[Collected data]
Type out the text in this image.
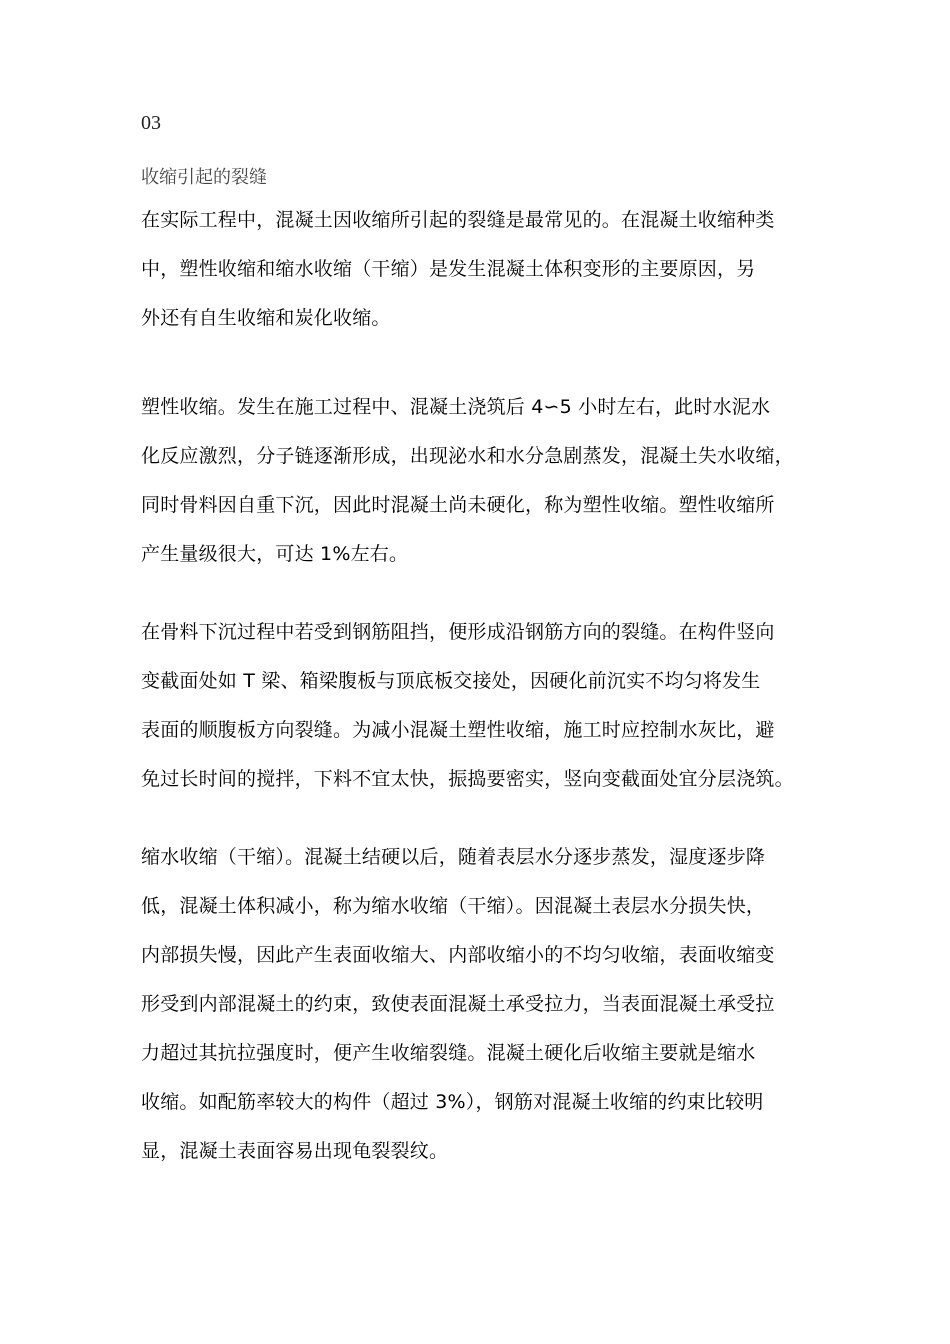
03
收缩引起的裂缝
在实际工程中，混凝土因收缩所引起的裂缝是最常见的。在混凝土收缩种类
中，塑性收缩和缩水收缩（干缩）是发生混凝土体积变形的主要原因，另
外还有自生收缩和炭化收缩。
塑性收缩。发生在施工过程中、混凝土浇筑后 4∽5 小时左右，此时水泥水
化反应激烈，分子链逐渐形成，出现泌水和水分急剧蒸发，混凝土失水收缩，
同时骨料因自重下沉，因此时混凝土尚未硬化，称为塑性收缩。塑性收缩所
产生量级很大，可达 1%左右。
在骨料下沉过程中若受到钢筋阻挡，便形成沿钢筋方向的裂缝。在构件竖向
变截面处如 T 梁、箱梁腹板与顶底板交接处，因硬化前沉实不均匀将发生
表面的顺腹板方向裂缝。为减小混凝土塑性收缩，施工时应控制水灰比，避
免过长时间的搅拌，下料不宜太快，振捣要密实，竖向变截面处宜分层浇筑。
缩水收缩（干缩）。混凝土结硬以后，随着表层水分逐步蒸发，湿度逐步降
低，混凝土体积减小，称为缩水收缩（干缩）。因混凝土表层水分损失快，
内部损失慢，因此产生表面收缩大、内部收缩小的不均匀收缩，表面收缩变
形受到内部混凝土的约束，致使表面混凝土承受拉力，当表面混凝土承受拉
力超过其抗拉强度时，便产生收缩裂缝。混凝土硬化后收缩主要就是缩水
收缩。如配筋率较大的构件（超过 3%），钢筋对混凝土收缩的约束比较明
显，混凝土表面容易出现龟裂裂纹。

--

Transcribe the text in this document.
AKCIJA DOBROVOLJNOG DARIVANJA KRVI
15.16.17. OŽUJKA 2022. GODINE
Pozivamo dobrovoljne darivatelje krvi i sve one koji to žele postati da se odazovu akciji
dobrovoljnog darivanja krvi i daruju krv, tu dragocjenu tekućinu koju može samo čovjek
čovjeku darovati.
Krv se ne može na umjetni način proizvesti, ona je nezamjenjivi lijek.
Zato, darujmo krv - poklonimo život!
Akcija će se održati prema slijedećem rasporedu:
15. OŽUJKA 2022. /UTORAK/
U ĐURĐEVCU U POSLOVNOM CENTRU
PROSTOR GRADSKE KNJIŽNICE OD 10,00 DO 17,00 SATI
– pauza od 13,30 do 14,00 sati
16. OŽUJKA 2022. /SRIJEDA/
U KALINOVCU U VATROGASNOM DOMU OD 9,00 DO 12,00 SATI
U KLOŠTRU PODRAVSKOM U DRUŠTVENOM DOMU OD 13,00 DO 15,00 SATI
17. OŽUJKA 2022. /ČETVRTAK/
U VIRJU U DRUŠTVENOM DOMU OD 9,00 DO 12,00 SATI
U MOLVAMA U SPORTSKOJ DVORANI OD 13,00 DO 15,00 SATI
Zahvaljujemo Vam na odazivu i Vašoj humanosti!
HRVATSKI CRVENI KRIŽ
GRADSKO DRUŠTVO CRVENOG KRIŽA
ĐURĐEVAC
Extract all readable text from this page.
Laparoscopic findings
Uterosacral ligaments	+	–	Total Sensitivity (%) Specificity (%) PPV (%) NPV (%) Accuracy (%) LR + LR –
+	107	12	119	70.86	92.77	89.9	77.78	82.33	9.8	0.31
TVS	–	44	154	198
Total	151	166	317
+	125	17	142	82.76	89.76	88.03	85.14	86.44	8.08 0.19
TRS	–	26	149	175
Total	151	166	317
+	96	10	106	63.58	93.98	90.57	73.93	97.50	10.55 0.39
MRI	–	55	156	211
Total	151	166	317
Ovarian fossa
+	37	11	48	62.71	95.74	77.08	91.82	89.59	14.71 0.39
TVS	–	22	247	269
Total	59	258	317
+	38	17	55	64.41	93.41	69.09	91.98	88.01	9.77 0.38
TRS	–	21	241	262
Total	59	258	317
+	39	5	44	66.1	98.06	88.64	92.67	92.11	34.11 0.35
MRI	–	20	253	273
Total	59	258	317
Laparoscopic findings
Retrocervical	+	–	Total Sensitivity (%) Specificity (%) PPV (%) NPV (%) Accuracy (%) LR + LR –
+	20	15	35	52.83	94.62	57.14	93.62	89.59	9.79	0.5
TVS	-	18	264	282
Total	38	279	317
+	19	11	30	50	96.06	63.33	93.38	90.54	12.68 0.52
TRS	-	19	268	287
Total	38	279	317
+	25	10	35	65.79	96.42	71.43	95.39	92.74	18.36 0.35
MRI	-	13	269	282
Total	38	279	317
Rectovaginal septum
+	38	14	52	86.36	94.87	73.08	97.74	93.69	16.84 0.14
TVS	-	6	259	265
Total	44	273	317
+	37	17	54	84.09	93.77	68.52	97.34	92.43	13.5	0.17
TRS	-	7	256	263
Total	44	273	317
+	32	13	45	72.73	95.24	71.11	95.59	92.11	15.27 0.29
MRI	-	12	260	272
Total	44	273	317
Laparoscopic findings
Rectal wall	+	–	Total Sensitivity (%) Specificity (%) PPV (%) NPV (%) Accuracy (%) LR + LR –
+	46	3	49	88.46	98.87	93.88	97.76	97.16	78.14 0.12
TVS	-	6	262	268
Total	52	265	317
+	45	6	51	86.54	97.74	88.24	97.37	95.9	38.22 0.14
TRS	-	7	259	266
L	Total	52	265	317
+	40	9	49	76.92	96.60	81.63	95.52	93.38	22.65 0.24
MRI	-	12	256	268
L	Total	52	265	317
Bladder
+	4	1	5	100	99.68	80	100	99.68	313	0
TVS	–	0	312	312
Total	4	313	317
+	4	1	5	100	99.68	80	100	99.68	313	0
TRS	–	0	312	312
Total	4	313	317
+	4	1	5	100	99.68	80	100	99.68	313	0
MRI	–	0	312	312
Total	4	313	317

--

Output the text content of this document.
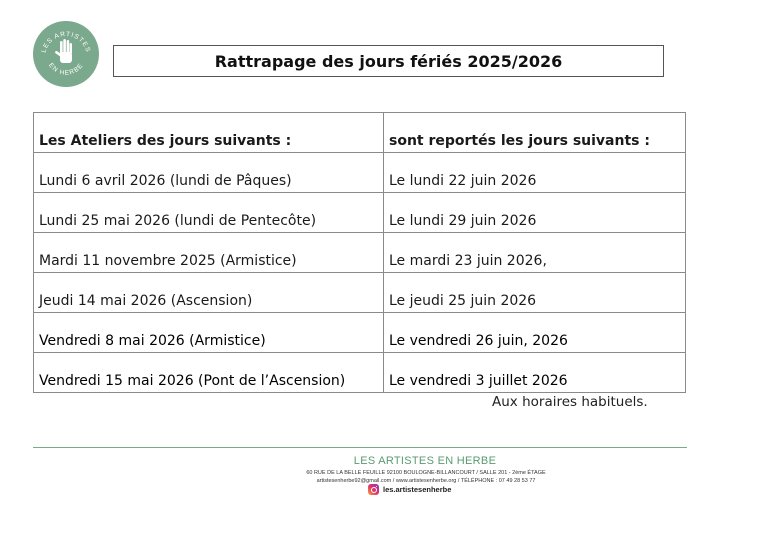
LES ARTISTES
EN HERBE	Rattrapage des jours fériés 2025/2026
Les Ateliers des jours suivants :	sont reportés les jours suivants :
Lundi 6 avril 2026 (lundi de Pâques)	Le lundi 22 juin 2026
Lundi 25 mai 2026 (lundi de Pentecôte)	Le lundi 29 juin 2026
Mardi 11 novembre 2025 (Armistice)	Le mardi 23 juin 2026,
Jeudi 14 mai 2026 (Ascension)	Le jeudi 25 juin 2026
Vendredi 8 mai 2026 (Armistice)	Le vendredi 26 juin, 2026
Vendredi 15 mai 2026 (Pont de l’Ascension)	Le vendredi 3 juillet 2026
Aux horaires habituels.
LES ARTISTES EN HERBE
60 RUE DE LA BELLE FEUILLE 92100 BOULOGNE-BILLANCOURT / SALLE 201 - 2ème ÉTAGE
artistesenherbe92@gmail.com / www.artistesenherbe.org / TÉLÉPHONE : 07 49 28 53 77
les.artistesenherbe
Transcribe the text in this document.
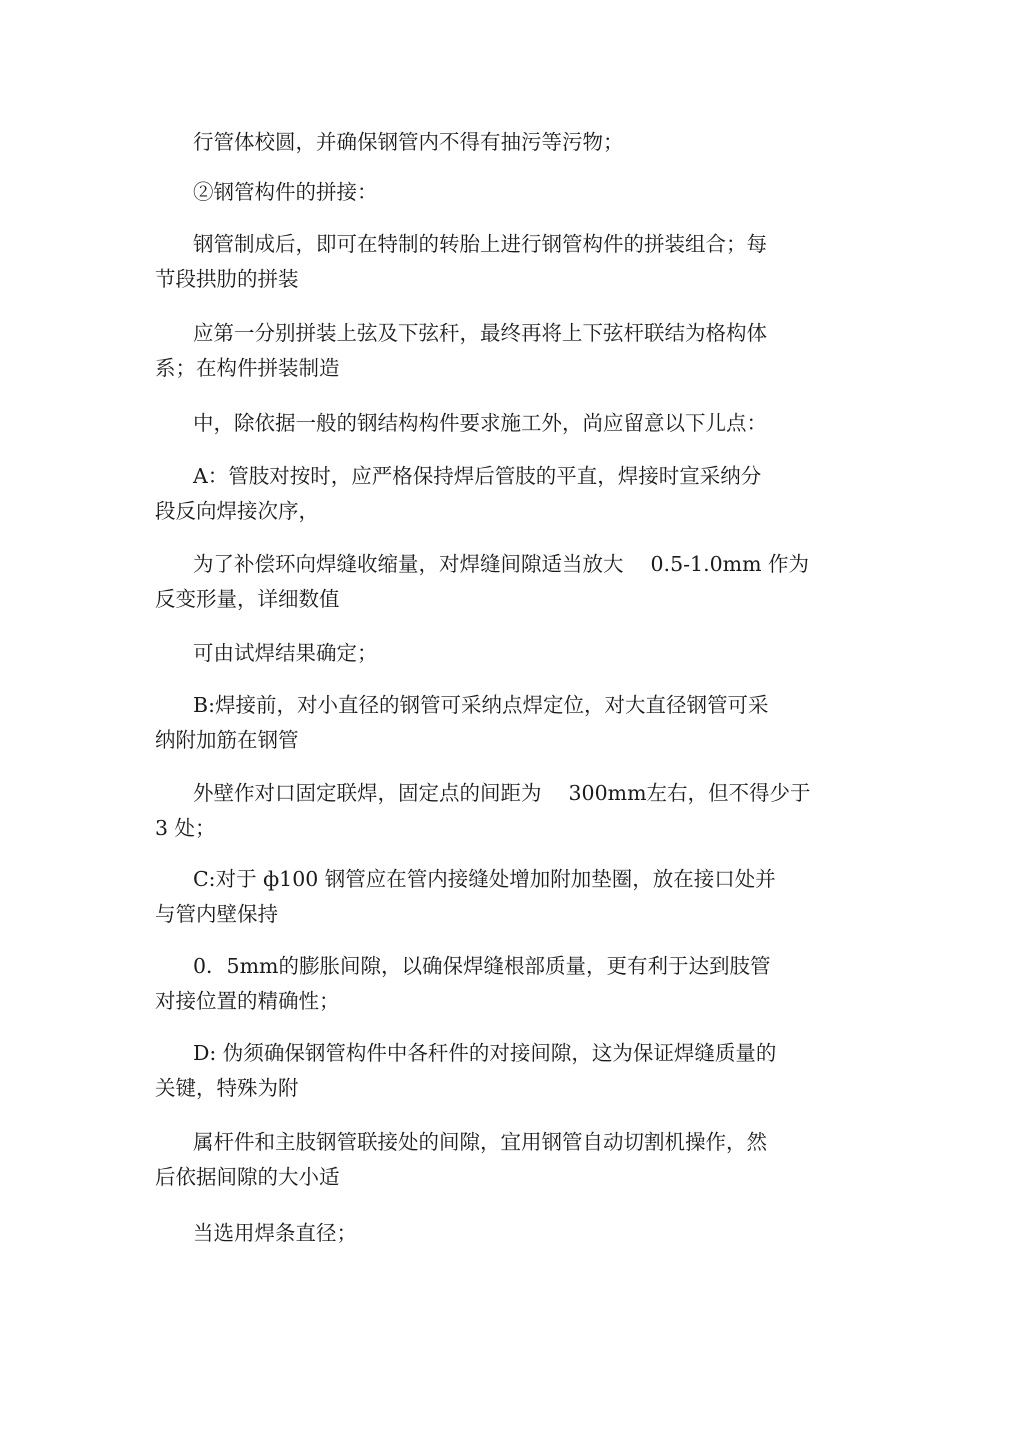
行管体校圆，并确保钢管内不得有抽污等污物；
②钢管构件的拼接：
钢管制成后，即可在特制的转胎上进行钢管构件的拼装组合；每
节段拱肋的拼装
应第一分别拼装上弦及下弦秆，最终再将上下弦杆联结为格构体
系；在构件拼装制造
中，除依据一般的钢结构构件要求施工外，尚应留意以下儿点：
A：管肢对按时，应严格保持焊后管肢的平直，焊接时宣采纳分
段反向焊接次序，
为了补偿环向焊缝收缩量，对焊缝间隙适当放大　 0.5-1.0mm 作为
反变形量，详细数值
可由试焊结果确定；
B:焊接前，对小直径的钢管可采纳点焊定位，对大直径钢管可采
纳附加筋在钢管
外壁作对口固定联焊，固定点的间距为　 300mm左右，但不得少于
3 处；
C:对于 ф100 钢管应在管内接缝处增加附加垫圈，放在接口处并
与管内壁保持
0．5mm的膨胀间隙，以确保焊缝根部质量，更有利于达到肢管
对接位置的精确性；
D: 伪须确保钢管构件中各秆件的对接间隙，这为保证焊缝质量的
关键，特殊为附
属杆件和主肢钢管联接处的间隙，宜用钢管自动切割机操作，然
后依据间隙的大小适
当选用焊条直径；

JOB: Report how many lines of the entries hold the string "Ascension". Provide the number alone.

RESPONSE FOR THIS EXERCISE: 2